=== DATA EXTRACT ===

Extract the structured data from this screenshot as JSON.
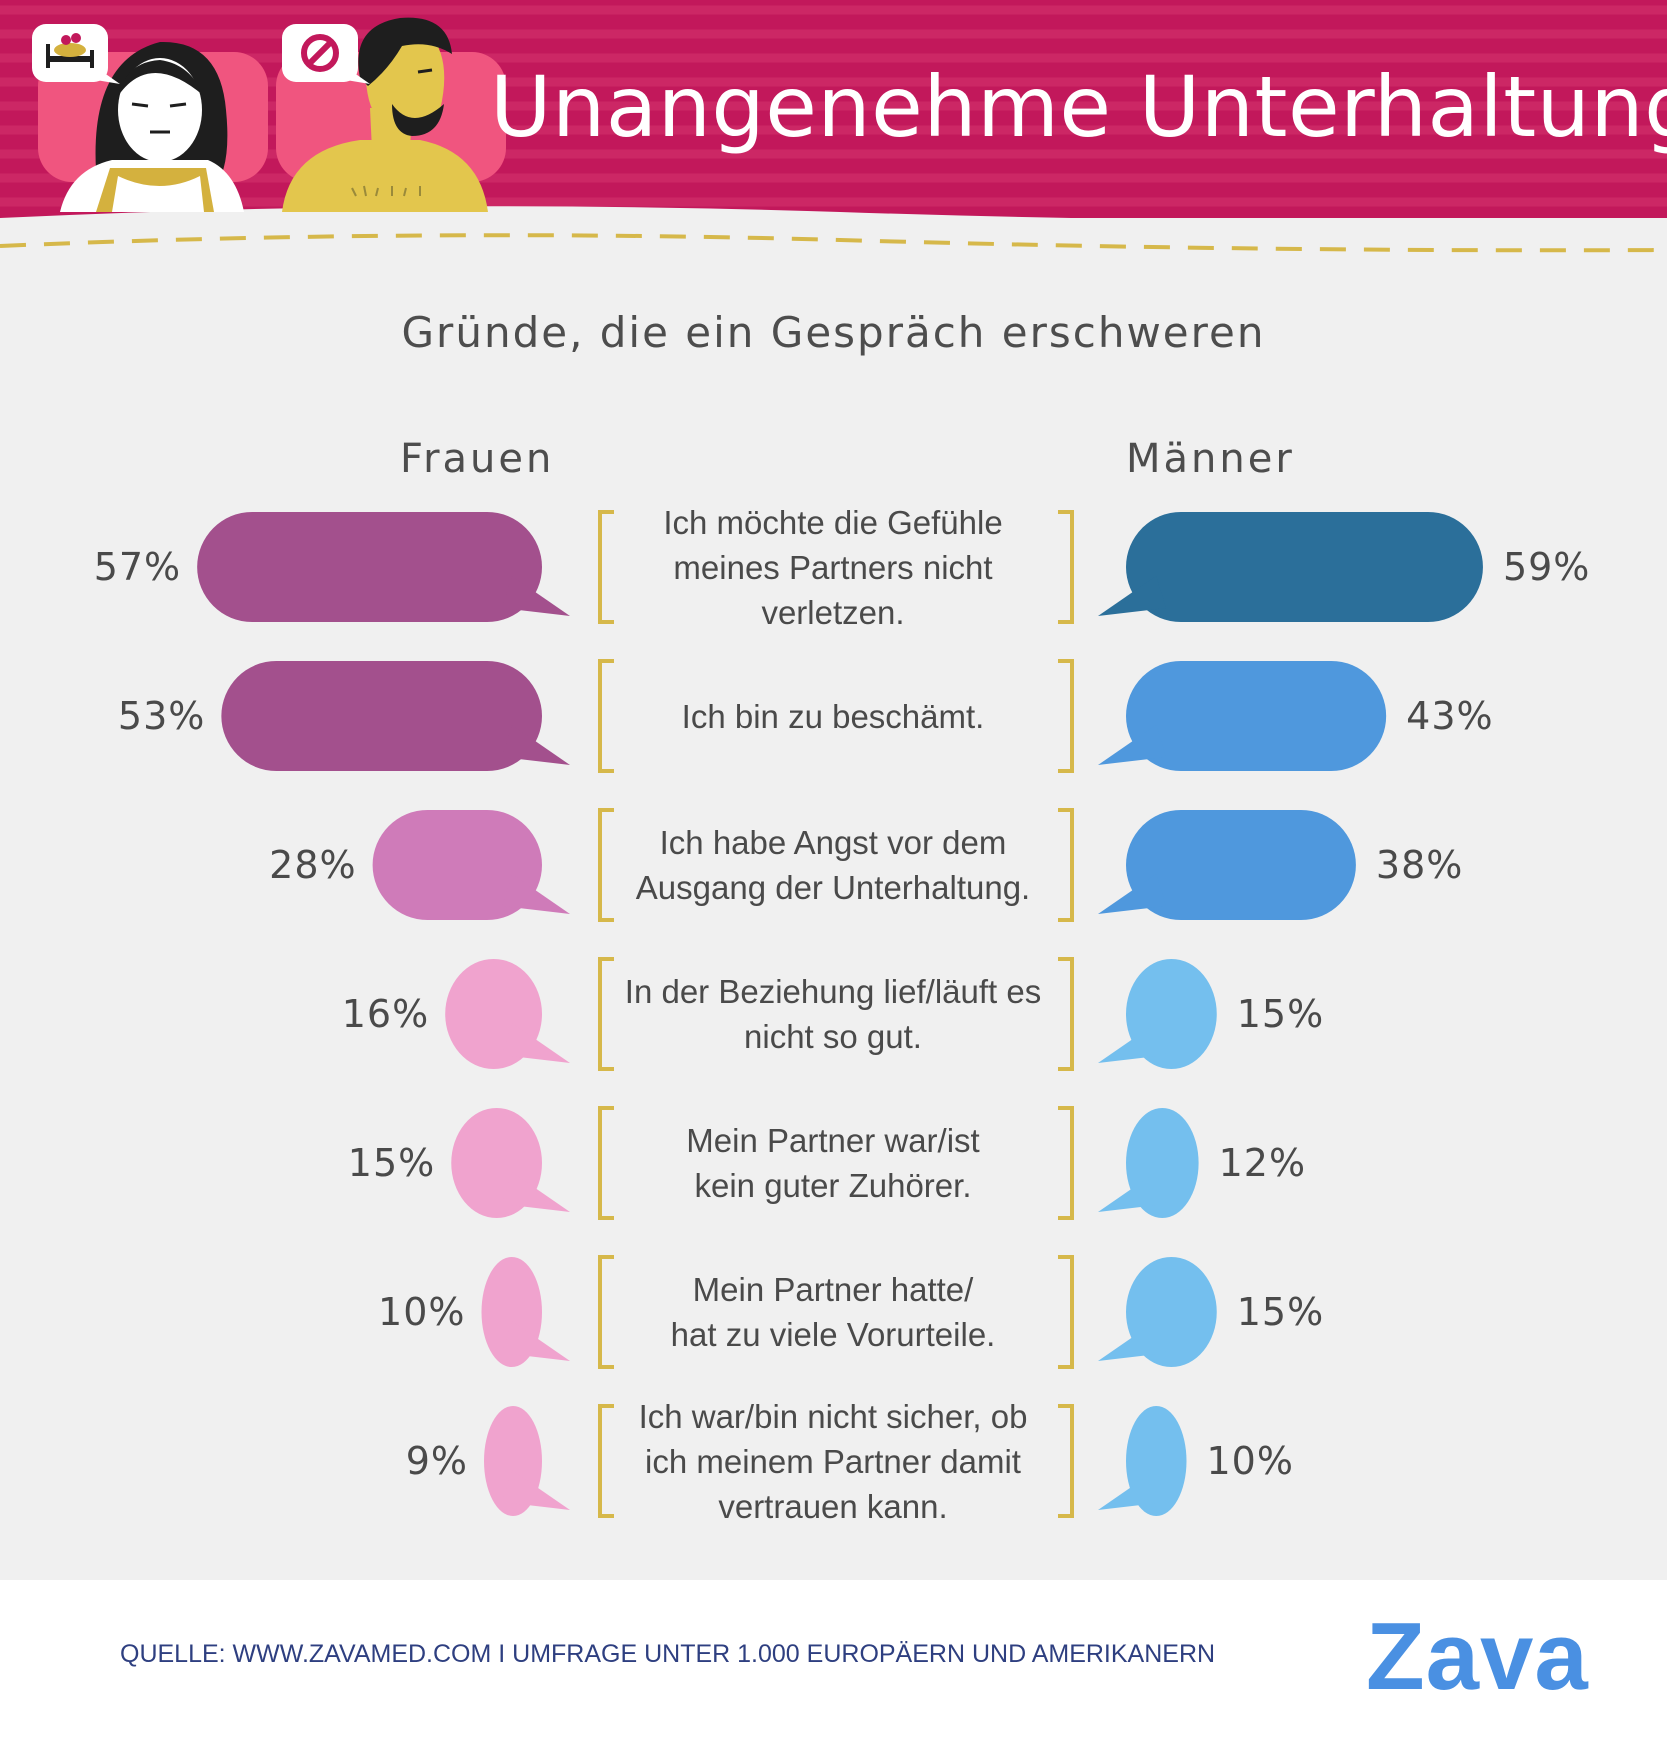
{
  "header": {
    "title": "Unangenehme Unterhaltung",
    "bg_color": "#c2185b",
    "accent_pink": "#f0557f",
    "gold": "#d6b84a",
    "woman_bubble_icon": "bed-couple-icon",
    "man_bubble_icon": "prohibited-icon"
  },
  "footer": {
    "source": "QUELLE: WWW.ZAVAMED.COM I UMFRAGE UNTER 1.000 EUROPÄERN UND AMERIKANERN",
    "logo": "Zava"
  },
  "chart_data": {
    "type": "bar",
    "title": "Gründe, die ein Gespräch erschweren",
    "orientation": "horizontal-diverging",
    "categories": [
      "Ich möchte die Gefühle\nmeines Partners nicht\nverletzen.",
      "Ich bin zu beschämt.",
      "Ich habe Angst vor dem\nAusgang der Unterhaltung.",
      "In der Beziehung lief/läuft es\nnicht so gut.",
      "Mein Partner war/ist\nkein guter Zuhörer.",
      "Mein Partner hatte/\nhat zu viele Vorurteile.",
      "Ich war/bin nicht sicher, ob\nich meinem Partner damit\nvertrauen kann."
    ],
    "series": [
      {
        "name": "Frauen",
        "values": [
          57,
          53,
          28,
          16,
          15,
          10,
          9
        ],
        "labels": [
          "57%",
          "53%",
          "28%",
          "16%",
          "15%",
          "10%",
          "9%"
        ],
        "colors": [
          "#a3508d",
          "#a3508d",
          "#cf7bb9",
          "#f0a3ce",
          "#f0a3ce",
          "#f0a3ce",
          "#f0a3ce"
        ]
      },
      {
        "name": "Männer",
        "values": [
          59,
          43,
          38,
          15,
          12,
          15,
          10
        ],
        "labels": [
          "59%",
          "43%",
          "38%",
          "15%",
          "12%",
          "15%",
          "10%"
        ],
        "colors": [
          "#2b6f9a",
          "#4f98dd",
          "#4f98dd",
          "#74bfee",
          "#74bfee",
          "#74bfee",
          "#74bfee"
        ]
      }
    ],
    "unit": "%",
    "bracket_color": "#d6b84a"
  }
}
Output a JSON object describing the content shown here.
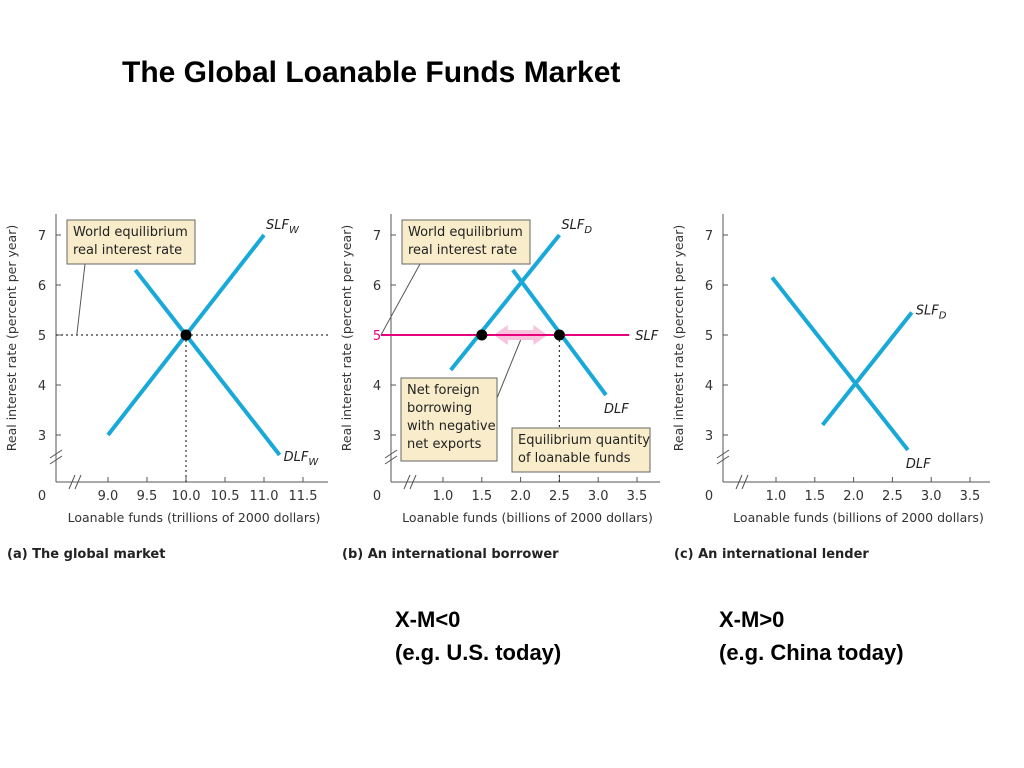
{
  "slide": {
    "title": "The Global Loanable Funds Market"
  },
  "notes": [
    {
      "line1": "X-M<0",
      "line2": "(e.g. U.S. today)"
    },
    {
      "line1": "X-M>0",
      "line2": "(e.g. China today)"
    }
  ],
  "colors": {
    "curve": "#19a9d8",
    "world_rate": "#e6007e",
    "callout_fill": "#f8eccb",
    "arrow_fill": "#f7c3dd"
  },
  "chart_data": [
    {
      "type": "line",
      "caption": "(a) The global market",
      "xlabel": "Loanable funds (trillions of 2000 dollars)",
      "ylabel": "Real interest rate (percent per year)",
      "origin_label": "0",
      "xticks": [
        "9.0",
        "9.5",
        "10.0",
        "10.5",
        "11.0",
        "11.5"
      ],
      "xtick_values": [
        9.0,
        9.5,
        10.0,
        10.5,
        11.0,
        11.5
      ],
      "xlim": [
        8.6,
        11.6
      ],
      "yticks": [
        "3",
        "4",
        "5",
        "6",
        "7"
      ],
      "ytick_values": [
        3,
        4,
        5,
        6,
        7
      ],
      "ylim": [
        2.3,
        7.4
      ],
      "axis_breaks": true,
      "series": [
        {
          "name": "SLFW",
          "label_main": "SLF",
          "label_sub": "W",
          "x": [
            9.0,
            11.0
          ],
          "y": [
            3.0,
            7.0
          ]
        },
        {
          "name": "DLFW",
          "label_main": "DLF",
          "label_sub": "W",
          "x": [
            9.35,
            11.2
          ],
          "y": [
            6.3,
            2.6
          ]
        }
      ],
      "points": [
        {
          "x": 10.0,
          "y": 5.0
        }
      ],
      "guides": {
        "horizontal_y": 5.0,
        "vertical_x": 10.0
      },
      "callouts": [
        {
          "lines": [
            "World equilibrium",
            "real interest rate"
          ],
          "target": {
            "x": 8.6,
            "y": 5.0
          }
        }
      ]
    },
    {
      "type": "line",
      "caption": "(b) An international borrower",
      "xlabel": "Loanable funds (billions of 2000 dollars)",
      "ylabel": "Real interest rate (percent per year)",
      "origin_label": "0",
      "xticks": [
        "1.0",
        "1.5",
        "2.0",
        "2.5",
        "3.0",
        "3.5"
      ],
      "xtick_values": [
        1.0,
        1.5,
        2.0,
        2.5,
        3.0,
        3.5
      ],
      "xlim": [
        0.2,
        3.6
      ],
      "yticks": [
        "3",
        "4",
        "5",
        "6",
        "7"
      ],
      "ytick_values": [
        3,
        4,
        5,
        6,
        7
      ],
      "ylim": [
        2.3,
        7.4
      ],
      "highlight_ytick": "5",
      "axis_breaks": true,
      "series": [
        {
          "name": "SLFD",
          "label_main": "SLF",
          "label_sub": "D",
          "x": [
            1.1,
            2.5
          ],
          "y": [
            4.3,
            7.0
          ]
        },
        {
          "name": "DLF",
          "label_main": "DLF",
          "label_sub": "",
          "x": [
            1.9,
            3.1
          ],
          "y": [
            6.3,
            3.8
          ]
        },
        {
          "name": "SLF",
          "label_main": "SLF",
          "label_sub": "",
          "x": [
            0.2,
            3.4
          ],
          "y": [
            5.0,
            5.0
          ]
        }
      ],
      "points": [
        {
          "x": 1.5,
          "y": 5.0
        },
        {
          "x": 2.5,
          "y": 5.0
        }
      ],
      "guides": {
        "vertical_x": 2.5
      },
      "callouts": [
        {
          "lines": [
            "World equilibrium",
            "real interest rate"
          ],
          "target": {
            "x": 0.2,
            "y": 5.0
          }
        },
        {
          "lines": [
            "Net foreign",
            "borrowing",
            "with negative",
            "net exports"
          ],
          "target": {
            "x": 2.0,
            "y": 4.9
          }
        },
        {
          "lines": [
            "Equilibrium quantity",
            "of loanable funds"
          ],
          "target": {
            "x": 2.5,
            "y": 2.8
          }
        }
      ]
    },
    {
      "type": "line",
      "caption": "(c) An international lender",
      "xlabel": "Loanable funds (billions of 2000 dollars)",
      "ylabel": "Real interest rate (percent per year)",
      "origin_label": "0",
      "xticks": [
        "1.0",
        "1.5",
        "2.0",
        "2.5",
        "3.0",
        "3.5"
      ],
      "xtick_values": [
        1.0,
        1.5,
        2.0,
        2.5,
        3.0,
        3.5
      ],
      "xlim": [
        0.2,
        3.6
      ],
      "yticks": [
        "3",
        "4",
        "5",
        "6",
        "7"
      ],
      "ytick_values": [
        3,
        4,
        5,
        6,
        7
      ],
      "ylim": [
        2.3,
        7.4
      ],
      "axis_breaks": true,
      "series": [
        {
          "name": "SLFD",
          "label_main": "SLF",
          "label_sub": "D",
          "x": [
            1.6,
            2.75
          ],
          "y": [
            3.2,
            5.45
          ]
        },
        {
          "name": "DLF",
          "label_main": "DLF",
          "label_sub": "",
          "x": [
            0.95,
            2.7
          ],
          "y": [
            6.15,
            2.7
          ]
        }
      ],
      "points": [],
      "guides": {},
      "callouts": []
    }
  ]
}
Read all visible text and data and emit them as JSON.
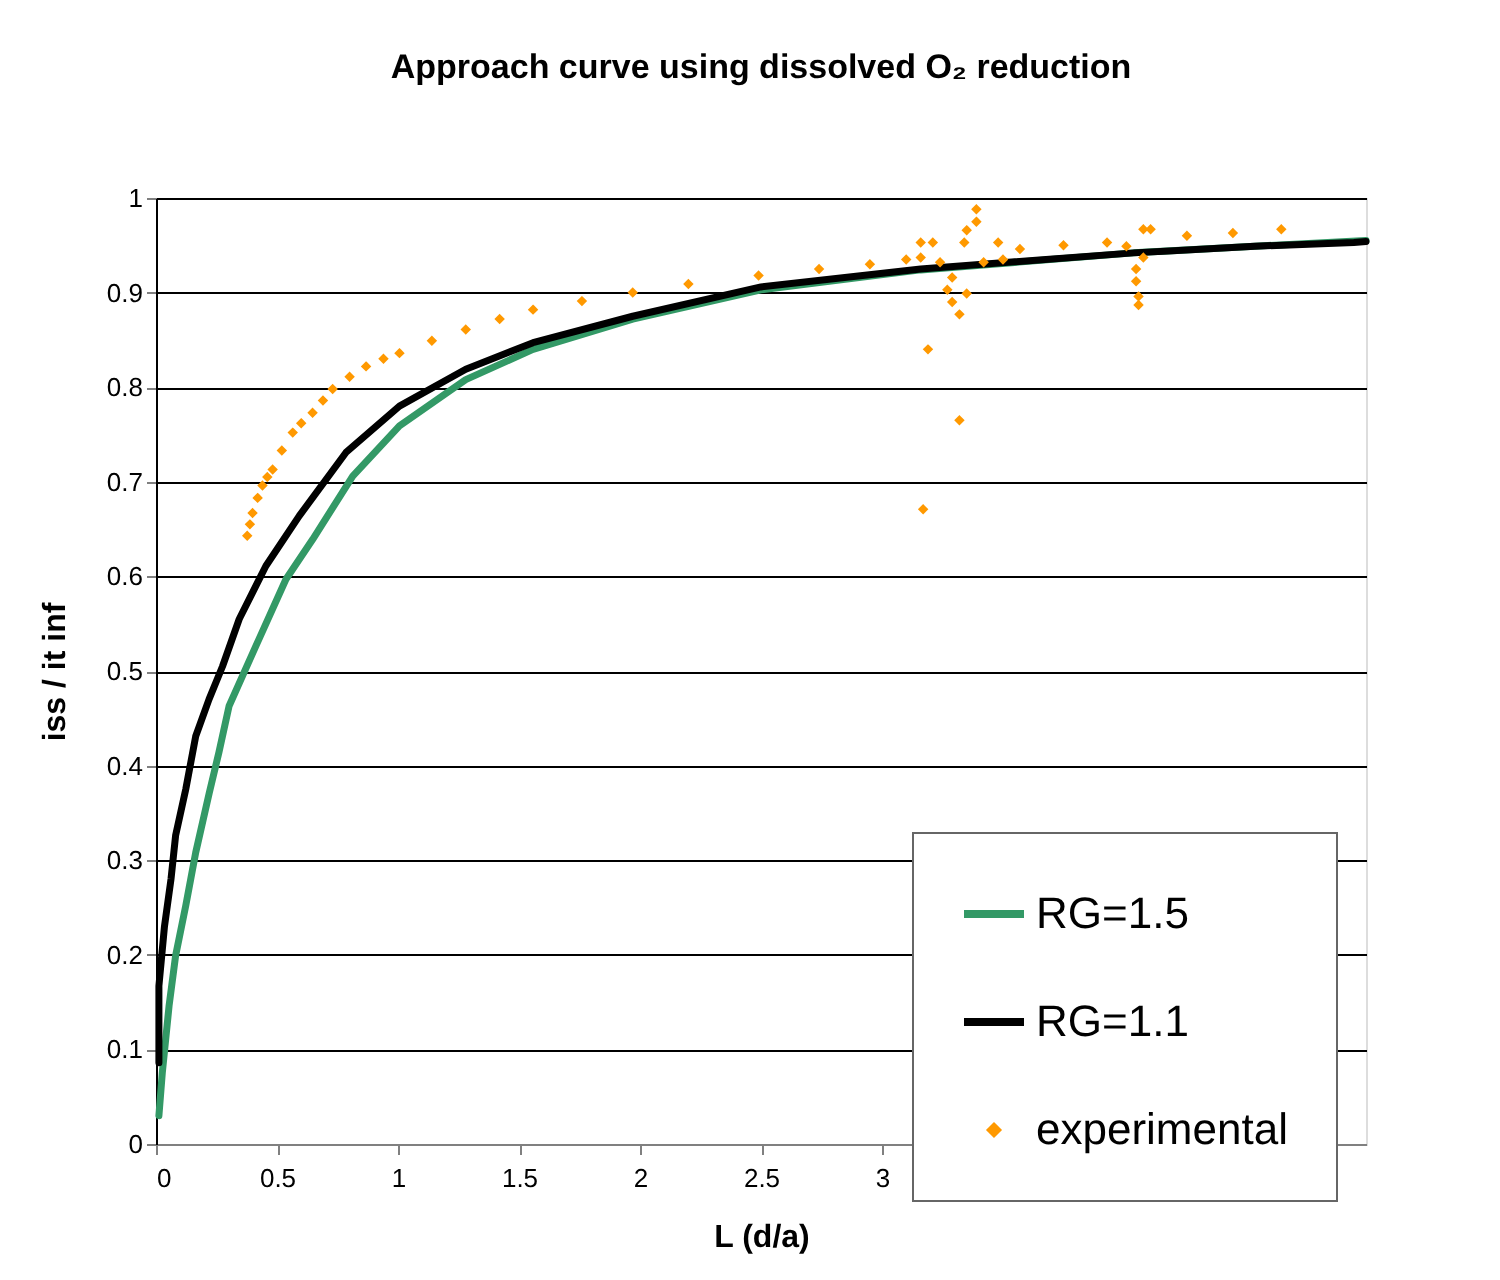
{
  "chart_data": {
    "type": "line",
    "title": "Approach curve using dissolved O₂ reduction",
    "xlabel": "L (d/a)",
    "ylabel": "iss / it inf",
    "xlim": [
      0,
      5
    ],
    "ylim": [
      0,
      1
    ],
    "xticks": [
      0,
      0.5,
      1,
      1.5,
      2,
      2.5,
      3
    ],
    "yticks": [
      0,
      0.1,
      0.2,
      0.3,
      0.4,
      0.5,
      0.6,
      0.7,
      0.8,
      0.9,
      1
    ],
    "grid": "y",
    "legend": "bottom right",
    "line_style": "solid",
    "marker": "none",
    "series": [
      {
        "name": "RG=1.5",
        "color": "#339966",
        "type": "line",
        "x": [
          0.012,
          0.026,
          0.054,
          0.081,
          0.123,
          0.164,
          0.22,
          0.26,
          0.302,
          0.412,
          0.537,
          0.647,
          0.813,
          1.006,
          1.28,
          1.558,
          1.97,
          2.5,
          3.16,
          4.04,
          4.54,
          5.0
        ],
        "values": [
          0.03,
          0.075,
          0.146,
          0.199,
          0.252,
          0.308,
          0.371,
          0.414,
          0.463,
          0.526,
          0.597,
          0.639,
          0.706,
          0.759,
          0.808,
          0.84,
          0.872,
          0.903,
          0.924,
          0.942,
          0.949,
          0.955
        ]
      },
      {
        "name": "RG=1.1",
        "color": "#000000",
        "type": "line",
        "x": [
          0.012,
          0.012,
          0.035,
          0.062,
          0.081,
          0.123,
          0.164,
          0.219,
          0.275,
          0.344,
          0.454,
          0.592,
          0.785,
          1.006,
          1.28,
          1.558,
          1.97,
          2.5,
          3.16,
          4.04,
          4.54,
          4.95,
          5.0
        ],
        "values": [
          0.086,
          0.167,
          0.23,
          0.28,
          0.326,
          0.375,
          0.431,
          0.47,
          0.505,
          0.555,
          0.611,
          0.664,
          0.731,
          0.78,
          0.819,
          0.847,
          0.875,
          0.906,
          0.925,
          0.942,
          0.949,
          0.953,
          0.954
        ]
      },
      {
        "name": "experimental",
        "color": "#ff9900",
        "type": "scatter",
        "marker": "diamond",
        "x": [
          0.377,
          0.388,
          0.399,
          0.42,
          0.44,
          0.46,
          0.482,
          0.52,
          0.565,
          0.6,
          0.647,
          0.69,
          0.73,
          0.8,
          0.868,
          0.94,
          1.006,
          1.14,
          1.28,
          1.42,
          1.558,
          1.76,
          1.97,
          2.2,
          2.49,
          2.74,
          2.95,
          3.1,
          3.16,
          3.16,
          3.17,
          3.19,
          3.21,
          3.24,
          3.27,
          3.29,
          3.29,
          3.32,
          3.32,
          3.34,
          3.35,
          3.35,
          3.39,
          3.39,
          3.42,
          3.48,
          3.5,
          3.57,
          3.75,
          3.93,
          4.01,
          4.05,
          4.05,
          4.06,
          4.06,
          4.08,
          4.08,
          4.11,
          4.26,
          4.45,
          4.65
        ],
        "values": [
          0.643,
          0.655,
          0.667,
          0.683,
          0.696,
          0.705,
          0.713,
          0.733,
          0.752,
          0.762,
          0.773,
          0.786,
          0.798,
          0.811,
          0.822,
          0.83,
          0.836,
          0.849,
          0.861,
          0.872,
          0.882,
          0.891,
          0.9,
          0.909,
          0.918,
          0.925,
          0.93,
          0.935,
          0.937,
          0.953,
          0.671,
          0.84,
          0.953,
          0.932,
          0.903,
          0.89,
          0.916,
          0.765,
          0.877,
          0.953,
          0.899,
          0.966,
          0.975,
          0.988,
          0.932,
          0.953,
          0.935,
          0.946,
          0.95,
          0.953,
          0.949,
          0.925,
          0.912,
          0.896,
          0.887,
          0.937,
          0.967,
          0.967,
          0.96,
          0.963,
          0.967
        ]
      }
    ]
  }
}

===

_STATED EXERCISE_
Filter the records down to the lines that contain the string "curve", and copy those lines.

_THE COMPLETED TASK_
    "curve": "#19a9d8",
    "title": "Approach curve using dissolved O₂ reduction",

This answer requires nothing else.